#### Material for this exercise ####

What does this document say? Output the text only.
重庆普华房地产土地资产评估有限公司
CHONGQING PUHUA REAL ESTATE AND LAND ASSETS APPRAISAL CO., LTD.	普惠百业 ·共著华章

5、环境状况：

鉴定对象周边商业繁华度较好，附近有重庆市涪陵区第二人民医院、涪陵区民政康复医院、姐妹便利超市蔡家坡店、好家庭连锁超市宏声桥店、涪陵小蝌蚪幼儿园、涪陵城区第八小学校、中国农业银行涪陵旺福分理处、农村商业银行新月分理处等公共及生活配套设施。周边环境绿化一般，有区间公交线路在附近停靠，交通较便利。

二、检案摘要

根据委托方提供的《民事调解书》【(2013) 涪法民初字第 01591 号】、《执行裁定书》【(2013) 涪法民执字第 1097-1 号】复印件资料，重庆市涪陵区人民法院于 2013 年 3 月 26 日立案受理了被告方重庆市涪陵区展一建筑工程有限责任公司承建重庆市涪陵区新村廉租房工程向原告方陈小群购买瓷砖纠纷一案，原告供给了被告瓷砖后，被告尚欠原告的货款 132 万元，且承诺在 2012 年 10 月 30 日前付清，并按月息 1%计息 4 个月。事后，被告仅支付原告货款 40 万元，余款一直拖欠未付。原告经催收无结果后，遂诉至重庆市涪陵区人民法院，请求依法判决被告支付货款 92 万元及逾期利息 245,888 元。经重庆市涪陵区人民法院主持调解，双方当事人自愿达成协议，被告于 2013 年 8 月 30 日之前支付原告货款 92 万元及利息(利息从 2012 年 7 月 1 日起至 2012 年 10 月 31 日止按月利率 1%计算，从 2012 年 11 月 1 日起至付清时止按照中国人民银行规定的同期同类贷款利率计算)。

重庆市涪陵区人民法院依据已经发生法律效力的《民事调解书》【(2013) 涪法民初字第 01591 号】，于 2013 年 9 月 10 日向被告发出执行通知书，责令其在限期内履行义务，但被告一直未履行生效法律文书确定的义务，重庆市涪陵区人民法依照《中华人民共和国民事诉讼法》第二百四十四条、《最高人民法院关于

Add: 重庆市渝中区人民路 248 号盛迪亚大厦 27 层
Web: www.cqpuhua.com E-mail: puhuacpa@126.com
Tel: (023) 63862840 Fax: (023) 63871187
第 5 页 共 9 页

####

> [Task]:
Reproduce the entries above in full, verbatim.

> [Answer to the task]:
What does this document say? Output the text only.
重庆普华房地产土地资产评估有限公司
CHONGQING PUHUA REAL ESTATE AND LAND ASSETS APPRAISAL CO., LTD.	普惠百业 ·共著华章

5、环境状况：

鉴定对象周边商业繁华度较好，附近有重庆市涪陵区第二人民医院、涪陵区民政康复医院、姐妹便利超市蔡家坡店、好家庭连锁超市宏声桥店、涪陵小蝌蚪幼儿园、涪陵城区第八小学校、中国农业银行涪陵旺福分理处、农村商业银行新月分理处等公共及生活配套设施。周边环境绿化一般，有区间公交线路在附近停靠，交通较便利。

二、检案摘要

根据委托方提供的《民事调解书》【(2013) 涪法民初字第 01591 号】、《执行裁定书》【(2013) 涪法民执字第 1097-1 号】复印件资料，重庆市涪陵区人民法院于 2013 年 3 月 26 日立案受理了被告方重庆市涪陵区展一建筑工程有限责任公司承建重庆市涪陵区新村廉租房工程向原告方陈小群购买瓷砖纠纷一案，原告供给了被告瓷砖后，被告尚欠原告的货款 132 万元，且承诺在 2012 年 10 月 30 日前付清，并按月息 1%计息 4 个月。事后，被告仅支付原告货款 40 万元，余款一直拖欠未付。原告经催收无结果后，遂诉至重庆市涪陵区人民法院，请求依法判决被告支付货款 92 万元及逾期利息 245,888 元。经重庆市涪陵区人民法院主持调解，双方当事人自愿达成协议，被告于 2013 年 8 月 30 日之前支付原告货款 92 万元及利息(利息从 2012 年 7 月 1 日起至 2012 年 10 月 31 日止按月利率 1%计算，从 2012 年 11 月 1 日起至付清时止按照中国人民银行规定的同期同类贷款利率计算)。

重庆市涪陵区人民法院依据已经发生法律效力的《民事调解书》【(2013) 涪法民初字第 01591 号】，于 2013 年 9 月 10 日向被告发出执行通知书，责令其在限期内履行义务，但被告一直未履行生效法律文书确定的义务，重庆市涪陵区人民法依照《中华人民共和国民事诉讼法》第二百四十四条、《最高人民法院关于

Add: 重庆市渝中区人民路 248 号盛迪亚大厦 27 层
Web: www.cqpuhua.com E-mail: puhuacpa@126.com
Tel: (023) 63862840 Fax: (023) 63871187
第 5 页 共 9 页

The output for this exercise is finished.